### [Kaynak Metin]
| Konu: | Tüketicinin Korunması Hakkında Kanunda Değişiklik Yapılmasına Dair Kanun Teklifi münasebetiyle |
| Yasama Yılı: | 5 |
| Birleşim: | 70 |
| Tarih: | 23.03.2022 |
İYİ PARTİ GRUBU ADINA ÜMİT BEYAZ (İstanbul) - Sayın Başkan, değerli milletvekilleri; ilgili teklifin ikinci bölümü üzerine İYİ Parti Grubu adına söz almış bulunuyor, yüce Meclisi saygıyla selamlıyorum.

(Etiketli bölge girdileri)
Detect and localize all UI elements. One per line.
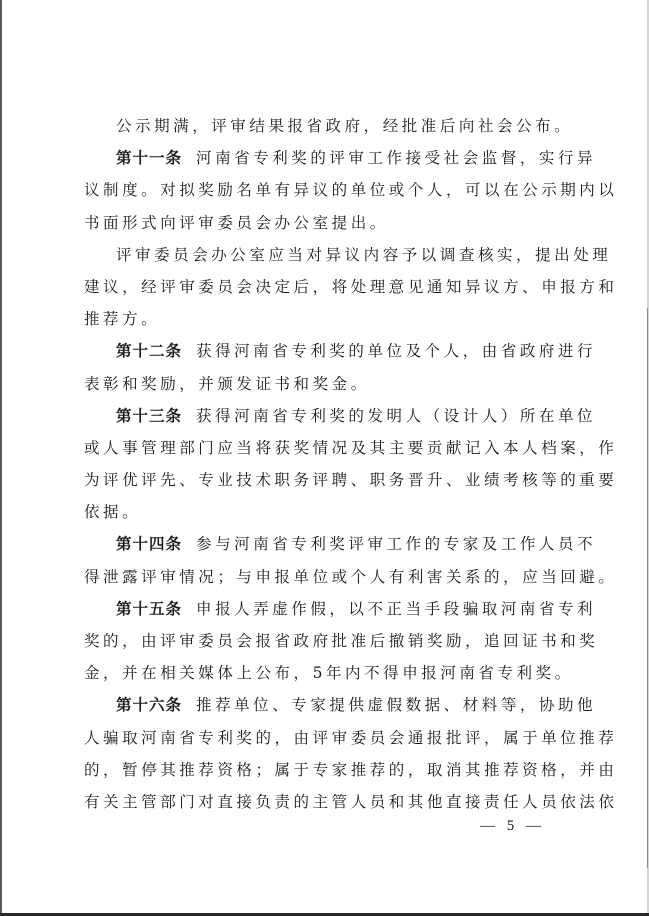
text-line: 第十六条推荐单位、专家提供虚假数据、材料等，协助他 xyxy=(84,689,554,721)
line-text: 申报人弄虚作假，以不正当手段骗取河南省专利 xyxy=(196,600,596,618)
line-text: 参与河南省专利奖评审工作的专家及工作人员不 xyxy=(196,535,596,553)
line-text: 获得河南省专利奖的单位及个人，由省政府进行 xyxy=(196,342,596,360)
line-text: 人骗取河南省专利奖的，由评审委员会通报批评，属于单位推荐 xyxy=(84,729,617,747)
line-text: 评审委员会办公室应当对异议内容予以调查核实，提出处理 xyxy=(116,246,611,264)
text-line: 奖的，由评审委员会报省政府批准后撤销奖励，追回证书和奖 xyxy=(84,625,554,657)
text-line: 公示期满，评审结果报省政府，经批准后向社会公布。 xyxy=(84,110,554,142)
text-line: 表彰和奖励，并颁发证书和奖金。 xyxy=(84,368,554,400)
line-text: 的，暂停其推荐资格；属于专家推荐的，取消其推荐资格，并由 xyxy=(84,761,617,779)
line-text: 推荐方。 xyxy=(84,310,160,328)
document-body: 公示期满，评审结果报省政府，经批准后向社会公布。 第十一条河南省专利奖的评审工作… xyxy=(84,110,554,818)
line-text: 为评优评先、专业技术职务评聘、职务晋升、业绩考核等的重要 xyxy=(84,471,617,489)
article-heading: 第十四条 xyxy=(116,535,182,553)
line-text: 奖的，由评审委员会报省政府批准后撤销奖励，追回证书和奖 xyxy=(84,632,598,650)
text-line: 的，暂停其推荐资格；属于专家推荐的，取消其推荐资格，并由 xyxy=(84,754,554,786)
article-heading: 第十三条 xyxy=(116,407,182,425)
line-text: 书面形式向评审委员会办公室提出。 xyxy=(84,214,389,232)
text-line: 依据。 xyxy=(84,496,554,528)
line-text: 建议，经评审委员会决定后，将处理意见通知异议方、申报方和 xyxy=(84,278,617,296)
line-text: 有关主管部门对直接负责的主管人员和其他直接责任人员依法依 xyxy=(84,793,617,811)
text-line: 或人事管理部门应当将获奖情况及其主要贡献记入本人档案，作 xyxy=(84,432,554,464)
text-line: 第十一条河南省专利奖的评审工作接受社会监督，实行异 xyxy=(84,142,554,174)
line-text: 表彰和奖励，并颁发证书和奖金。 xyxy=(84,375,370,393)
page-number: — 5 — xyxy=(480,818,545,835)
line-text: 依据。 xyxy=(84,503,141,521)
text-line: 第十二条获得河南省专利奖的单位及个人，由省政府进行 xyxy=(84,335,554,367)
text-line: 评审委员会办公室应当对异议内容予以调查核实，提出处理 xyxy=(84,239,554,271)
line-text: 河南省专利奖的评审工作接受社会监督，实行异 xyxy=(196,149,596,167)
text-line: 为评优评先、专业技术职务评聘、职务晋升、业绩考核等的重要 xyxy=(84,464,554,496)
page-edge-right-shadow xyxy=(647,308,648,868)
text-line: 人骗取河南省专利奖的，由评审委员会通报批评，属于单位推荐 xyxy=(84,722,554,754)
line-text: 或人事管理部门应当将获奖情况及其主要贡献记入本人档案，作 xyxy=(84,439,617,457)
article-heading: 第十五条 xyxy=(116,600,182,618)
text-line: 第十三条获得河南省专利奖的发明人（设计人）所在单位 xyxy=(84,400,554,432)
text-line: 有关主管部门对直接负责的主管人员和其他直接责任人员依法依 xyxy=(84,786,554,818)
text-line: 推荐方。 xyxy=(84,303,554,335)
line-text: 获得河南省专利奖的发明人（设计人）所在单位 xyxy=(196,407,596,425)
line-text: 公示期满，评审结果报省政府，经批准后向社会公布。 xyxy=(116,117,573,135)
line-text: 得泄露评审情况；与申报单位或个人有利害关系的，应当回避。 xyxy=(84,568,617,586)
text-line: 议制度。对拟奖励名单有异议的单位或个人，可以在公示期内以 xyxy=(84,174,554,206)
article-heading: 第十六条 xyxy=(116,696,182,714)
line-text: 金，并在相关媒体上公布，5年内不得申报河南省专利奖。 xyxy=(84,664,574,682)
page-edge-left xyxy=(0,0,2,916)
text-line: 建议，经评审委员会决定后，将处理意见通知异议方、申报方和 xyxy=(84,271,554,303)
article-heading: 第十二条 xyxy=(116,342,182,360)
text-line: 金，并在相关媒体上公布，5年内不得申报河南省专利奖。 xyxy=(84,657,554,689)
article-heading: 第十一条 xyxy=(116,149,182,167)
text-line: 第十五条申报人弄虚作假，以不正当手段骗取河南省专利 xyxy=(84,593,554,625)
text-line: 得泄露评审情况；与申报单位或个人有利害关系的，应当回避。 xyxy=(84,561,554,593)
document-page: 公示期满，评审结果报省政府，经批准后向社会公布。 第十一条河南省专利奖的评审工作… xyxy=(0,0,649,916)
line-text: 推荐单位、专家提供虚假数据、材料等，协助他 xyxy=(196,696,596,714)
line-text: 议制度。对拟奖励名单有异议的单位或个人，可以在公示期内以 xyxy=(84,181,617,199)
text-line: 书面形式向评审委员会办公室提出。 xyxy=(84,207,554,239)
text-line: 第十四条参与河南省专利奖评审工作的专家及工作人员不 xyxy=(84,528,554,560)
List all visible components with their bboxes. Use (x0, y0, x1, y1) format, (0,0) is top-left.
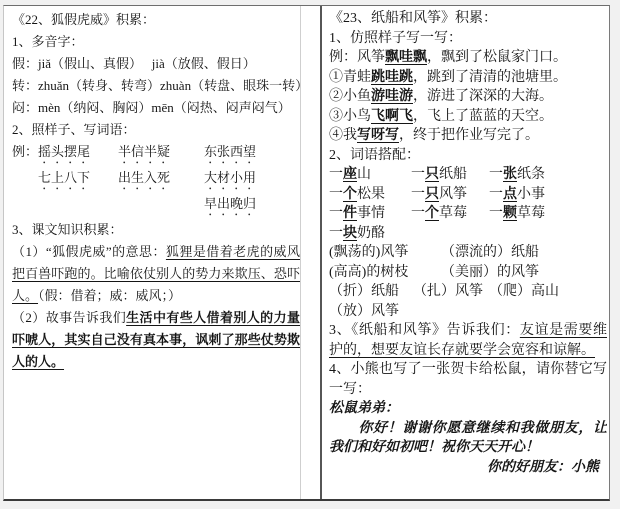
text-segment: 一 (329, 167, 343, 182)
text-segment: 七上八下 (38, 167, 118, 193)
text-segment: 座 (343, 167, 357, 182)
text-line: (飘荡的)风筝（漂流的）纸船 (329, 243, 607, 263)
text-line: 4、小熊也写了一张贺卡给松鼠，请你替它写一写： (329, 360, 607, 399)
text-segment: 4、小熊也写了一张贺卡给松鼠，请你替它写一写： (329, 362, 607, 397)
table-column-divider (320, 6, 322, 499)
text-segment: 早出晚归 (204, 196, 256, 211)
text-segment: （1）“狐假虎威”的意思： (12, 244, 166, 259)
text-segment: 一 (411, 187, 425, 202)
text-segment: 例：风筝 (329, 50, 385, 65)
text-line: 2、词语搭配： (329, 146, 607, 166)
text-segment: 2、词语搭配： (329, 148, 420, 163)
text-line: 3、《纸船和风筝》告诉我们：友谊是需要维护的，想要友谊长存就要学会宽容和谅解。 (329, 321, 607, 360)
text-segment: 风筝 (439, 187, 467, 202)
text-segment: 一颗草莓 (489, 204, 545, 224)
text-segment: 一 (329, 187, 343, 202)
text-line: 松鼠弟弟： (329, 399, 607, 419)
text-segment: 一 (489, 187, 503, 202)
text-segment: 一点小事 (489, 185, 545, 205)
text-segment: 半信半疑 (118, 144, 170, 159)
text-segment: 一座山 (329, 165, 411, 185)
text-segment: ③小鸟 (329, 109, 371, 124)
text-line: （2）故事告诉我们生活中有些人借着别人的力量吓唬人，其实自己没有真本事，讽刺了那… (12, 307, 300, 373)
text-segment: 草莓 (439, 206, 467, 221)
text-segment: (高高)的树枝 (329, 263, 441, 283)
text-line: 1、多音字： (12, 31, 300, 53)
text-line: 例：摇头摆尾半信半疑东张西望 (12, 141, 300, 167)
text-line: 闷：mèn（纳闷、胸闷）mēn（闷热、闷声闷气） (12, 97, 300, 119)
text-segment: 七上八下 (38, 170, 90, 185)
text-segment: 1、仿照样子写一写： (329, 31, 462, 46)
text-line: （放）风筝 (329, 302, 607, 322)
text-line: ①青蛙跳哇跳，跳到了清清的池塘里。 (329, 68, 607, 88)
text-segment: ①青蛙 (329, 70, 371, 85)
text-segment: 只 (425, 187, 439, 202)
text-segment: 纸船 (439, 167, 467, 182)
text-segment: 一块奶酪 (329, 224, 385, 244)
text-segment: 写呀写 (357, 128, 399, 143)
text-segment: 一 (329, 226, 343, 241)
text-line: （折）纸船（扎）风筝（爬）高山 (329, 282, 607, 302)
text-segment: 一只纸船 (411, 165, 489, 185)
text-line: 2、照样子、写词语： (12, 119, 300, 141)
text-line: 转：zhuǎn（转身、转弯）zhuàn（转盘、眼珠一转） (12, 75, 300, 97)
text-segment: 一 (329, 206, 343, 221)
text-segment: （扎）风筝 (413, 282, 489, 302)
text-segment: 个 (343, 187, 357, 202)
text-line: 1、仿照样子写一写： (329, 29, 607, 49)
text-segment: 只 (425, 167, 439, 182)
text-line: 3、课文知识积累： (12, 219, 300, 241)
text-segment: 小事 (517, 187, 545, 202)
text-line: ②小鱼游哇游，游进了深深的大海。 (329, 87, 607, 107)
text-segment: 假：jiǎ（假山、真假） jià（放假、假日） (12, 56, 256, 71)
text-segment: （折）纸船 (329, 284, 399, 299)
text-segment: 东张西望 (204, 144, 256, 159)
table-gridline-light (300, 6, 301, 499)
text-segment: （假：借着；威：威风；） (38, 288, 181, 303)
text-segment: 张 (503, 167, 517, 182)
text-segment: （漂流的）纸船 (441, 245, 539, 260)
text-segment: （扎）风筝 (413, 284, 483, 299)
text-segment: 大材小用 (204, 170, 256, 185)
text-segment: ，终于把作业写完了。 (399, 128, 539, 143)
document-screenshot: { "page": { "background": "#f1f1f1", "ta… (0, 0, 620, 509)
text-line: 例：风筝飘哇飘，飘到了松鼠家门口。 (329, 48, 607, 68)
text-line: ③小鸟飞啊飞，飞上了蓝蓝的天空。 (329, 107, 607, 127)
text-line: 七上八下出生入死大材小用 (12, 167, 300, 193)
text-segment: 一个松果 (329, 185, 411, 205)
text-segment: 3、《纸船和风筝》告诉我们： (329, 323, 520, 338)
text-segment: 个 (425, 206, 439, 221)
text-segment: ②小鱼 (329, 89, 371, 104)
text-segment: 一 (411, 206, 425, 221)
text-segment: ④我 (329, 128, 357, 143)
text-segment: ，游进了深深的大海。 (413, 89, 553, 104)
text-segment: 件 (343, 206, 357, 221)
text-segment: 摇头摆尾 (38, 141, 118, 167)
text-segment: 一个草莓 (411, 204, 489, 224)
text-segment: 奶酪 (357, 226, 385, 241)
text-segment: 半信半疑 (118, 141, 204, 167)
text-segment: 摇头摆尾 (38, 144, 90, 159)
text-segment: 转：zhuǎn（转身、转弯）zhuàn（转盘、眼珠一转） (12, 78, 300, 93)
text-line: ④我写呀写，终于把作业写完了。 (329, 126, 607, 146)
text-segment: （美丽）的风筝 (441, 265, 539, 280)
text-segment: （爬）高山 (489, 284, 559, 299)
text-segment: 出生入死 (118, 167, 204, 193)
text-segment: 跳哇跳 (371, 70, 413, 85)
text-line: 假：jiǎ（假山、真假） jià（放假、假日） (12, 53, 300, 75)
worksheet-table: 《22、狐假虎威》积累：1、多音字：假：jiǎ（假山、真假） jià（放假、假日… (3, 5, 610, 501)
text-segment: 山 (357, 167, 371, 182)
text-segment: （2）故事告诉我们 (12, 310, 126, 325)
text-line: 《22、狐假虎威》积累： (12, 9, 300, 31)
text-segment: （放）风筝 (329, 304, 399, 319)
text-segment: 松果 (357, 187, 385, 202)
text-line: (高高)的树枝（美丽）的风筝 (329, 263, 607, 283)
text-segment: 出生入死 (118, 170, 170, 185)
text-segment: (飘荡的)风筝 (329, 245, 408, 260)
text-segment: 块 (343, 226, 357, 241)
text-line: 一个松果一只风筝一点小事 (329, 185, 607, 205)
text-segment: 2、照样子、写词语： (12, 122, 136, 137)
text-line: （1）“狐假虎威”的意思：狐狸是借着老虎的威风把百兽吓跑的。比喻依仗别人的势力来… (12, 241, 300, 307)
text-segment: 一 (489, 167, 503, 182)
text-segment: 松鼠弟弟： (329, 401, 399, 416)
text-segment: ，飞上了蓝蓝的天空。 (413, 109, 553, 124)
text-segment: （折）纸船 (329, 282, 413, 302)
text-segment: 1、多音字： (12, 34, 84, 49)
text-line: 《23、纸船和风筝》积累： (329, 9, 607, 29)
text-segment: 你好！谢谢你愿意继续和我做朋友，让我们和好如初吧！祝你天天开心！ (329, 421, 607, 456)
text-segment: 3、课文知识积累： (12, 222, 123, 237)
text-segment: 一 (489, 206, 503, 221)
text-segment: 纸条 (517, 167, 545, 182)
text-line: 你好！谢谢你愿意继续和我做朋友，让我们和好如初吧！祝你天天开心！ (329, 419, 607, 458)
text-line: 一座山一只纸船一张纸条 (329, 165, 607, 185)
text-segment: 一张纸条 (489, 165, 545, 185)
text-segment: (高高)的树枝 (329, 265, 408, 280)
text-segment: ，飘到了松鼠家门口。 (427, 50, 567, 65)
text-segment: 游哇游 (371, 89, 413, 104)
text-segment: 一只风筝 (411, 185, 489, 205)
lesson-22-cell[interactable]: 《22、狐假虎威》积累：1、多音字：假：jiǎ（假山、真假） jià（放假、假日… (12, 9, 300, 497)
text-line: 一件事情一个草莓一颗草莓 (329, 204, 607, 224)
text-segment: 草莓 (517, 206, 545, 221)
text-segment: (飘荡的)风筝 (329, 243, 441, 263)
lesson-23-cell[interactable]: 《23、纸船和风筝》积累：1、仿照样子写一写：例：风筝飘哇飘，飘到了松鼠家门口。… (329, 9, 607, 497)
text-segment: 例： (12, 144, 38, 159)
text-segment: ，跳到了清清的池塘里。 (413, 70, 567, 85)
text-segment: 一 (411, 167, 425, 182)
text-segment: 飘哇飘 (385, 50, 427, 65)
text-segment: 《22、狐假虎威》积累： (12, 12, 155, 27)
text-segment: 点 (503, 187, 517, 202)
text-segment: 《23、纸船和风筝》积累： (329, 11, 497, 26)
text-line: 你的好朋友：小熊 (329, 458, 607, 478)
text-segment: 飞啊飞 (371, 109, 413, 124)
text-segment: 你的好朋友：小熊 (487, 460, 599, 475)
text-segment: 颗 (503, 206, 517, 221)
text-line: 早出晚归 (12, 193, 300, 219)
text-segment: 一件事情 (329, 204, 411, 224)
text-segment: 事情 (357, 206, 385, 221)
text-line: 一块奶酪 (329, 224, 607, 244)
text-segment: 闷：mèn（纳闷、胸闷）mēn（闷热、闷声闷气） (12, 100, 291, 115)
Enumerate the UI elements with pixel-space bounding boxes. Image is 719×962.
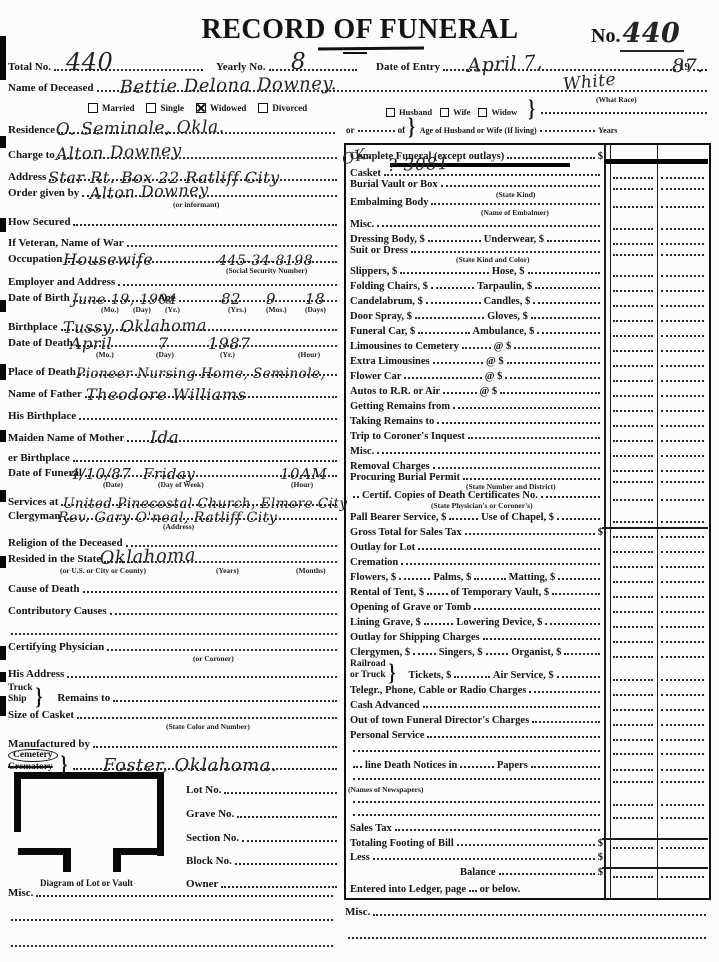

### [Kısa Alıştırma]
Kaynak metni baştan sona, tek bir harfini bile değiştirmeden yeniden yazın.

### [Görev Çıktısı]
| Konu: | Tüketicinin Korunması Hakkında Kanunda Değişiklik Yapılmasına Dair Kanun Teklifi münasebetiyle |
| Yasama Yılı: | 5 |
| Birleşim: | 70 |
| Tarih: | 23.03.2022 |
İYİ PARTİ GRUBU ADINA ÜMİT BEYAZ (İstanbul) - Sayın Başkan, değerli milletvekilleri; ilgili teklifin ikinci bölümü üzerine İYİ Parti Grubu adına söz almış bulunuyor, yüce Meclisi saygıyla selamlıyorum.